Objective >>
Transcribe each record below word for word.

### Task data

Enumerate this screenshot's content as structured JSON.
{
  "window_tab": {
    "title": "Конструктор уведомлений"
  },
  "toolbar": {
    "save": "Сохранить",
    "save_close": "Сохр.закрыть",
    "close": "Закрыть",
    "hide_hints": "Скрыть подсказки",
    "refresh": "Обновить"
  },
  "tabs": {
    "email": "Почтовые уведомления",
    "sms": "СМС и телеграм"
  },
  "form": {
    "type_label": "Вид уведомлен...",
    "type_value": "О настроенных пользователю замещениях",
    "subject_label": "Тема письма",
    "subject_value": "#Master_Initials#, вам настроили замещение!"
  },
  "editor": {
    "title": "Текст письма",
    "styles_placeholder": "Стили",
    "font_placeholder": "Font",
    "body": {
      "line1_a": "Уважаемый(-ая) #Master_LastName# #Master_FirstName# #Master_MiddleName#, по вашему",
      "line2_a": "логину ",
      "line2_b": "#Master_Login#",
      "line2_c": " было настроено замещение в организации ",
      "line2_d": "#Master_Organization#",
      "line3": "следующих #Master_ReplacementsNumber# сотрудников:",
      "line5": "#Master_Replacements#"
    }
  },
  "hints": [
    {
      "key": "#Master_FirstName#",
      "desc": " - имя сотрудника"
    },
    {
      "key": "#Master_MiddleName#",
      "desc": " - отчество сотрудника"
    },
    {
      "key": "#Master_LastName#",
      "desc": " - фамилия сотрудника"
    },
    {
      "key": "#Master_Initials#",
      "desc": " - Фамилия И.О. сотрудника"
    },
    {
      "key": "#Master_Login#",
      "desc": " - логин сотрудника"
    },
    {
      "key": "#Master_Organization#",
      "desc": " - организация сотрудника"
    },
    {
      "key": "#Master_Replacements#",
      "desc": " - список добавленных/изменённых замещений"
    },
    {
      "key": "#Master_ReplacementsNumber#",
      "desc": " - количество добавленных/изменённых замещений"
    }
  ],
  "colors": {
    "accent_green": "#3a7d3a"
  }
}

######

Answer to this problem >>
Enumerate this screenshot's content as structured JSON.
{
  "window_tab": {
    "title": "Конструктор уведомлений"
  },
  "toolbar": {
    "save": "Сохранить",
    "save_close": "Сохр.закрыть",
    "close": "Закрыть",
    "hide_hints": "Скрыть подсказки",
    "refresh": "Обновить"
  },
  "tabs": {
    "email": "Почтовые уведомления",
    "sms": "СМС и телеграм"
  },
  "form": {
    "type_label": "Вид уведомлен...",
    "type_value": "О настроенных пользователю замещениях",
    "subject_label": "Тема письма",
    "subject_value": "#Master_Initials#, вам настроили замещение!"
  },
  "editor": {
    "title": "Текст письма",
    "styles_placeholder": "Стили",
    "font_placeholder": "Font",
    "body": {
      "line1_a": "Уважаемый(-ая) #Master_LastName# #Master_FirstName# #Master_MiddleName#, по вашему",
      "line2_a": "логину ",
      "line2_b": "#Master_Login#",
      "line2_c": " было настроено замещение в организации ",
      "line2_d": "#Master_Organization#",
      "line3": "следующих #Master_ReplacementsNumber# сотрудников:",
      "line5": "#Master_Replacements#"
    }
  },
  "hints": [
    {
      "key": "#Master_FirstName#",
      "desc": " - имя сотрудника"
    },
    {
      "key": "#Master_MiddleName#",
      "desc": " - отчество сотрудника"
    },
    {
      "key": "#Master_LastName#",
      "desc": " - фамилия сотрудника"
    },
    {
      "key": "#Master_Initials#",
      "desc": " - Фамилия И.О. сотрудника"
    },
    {
      "key": "#Master_Login#",
      "desc": " - логин сотрудника"
    },
    {
      "key": "#Master_Organization#",
      "desc": " - организация сотрудника"
    },
    {
      "key": "#Master_Replacements#",
      "desc": " - список добавленных/изменённых замещений"
    },
    {
      "key": "#Master_ReplacementsNumber#",
      "desc": " - количество добавленных/изменённых замещений"
    }
  ],
  "colors": {
    "accent_green": "#3a7d3a"
  }
}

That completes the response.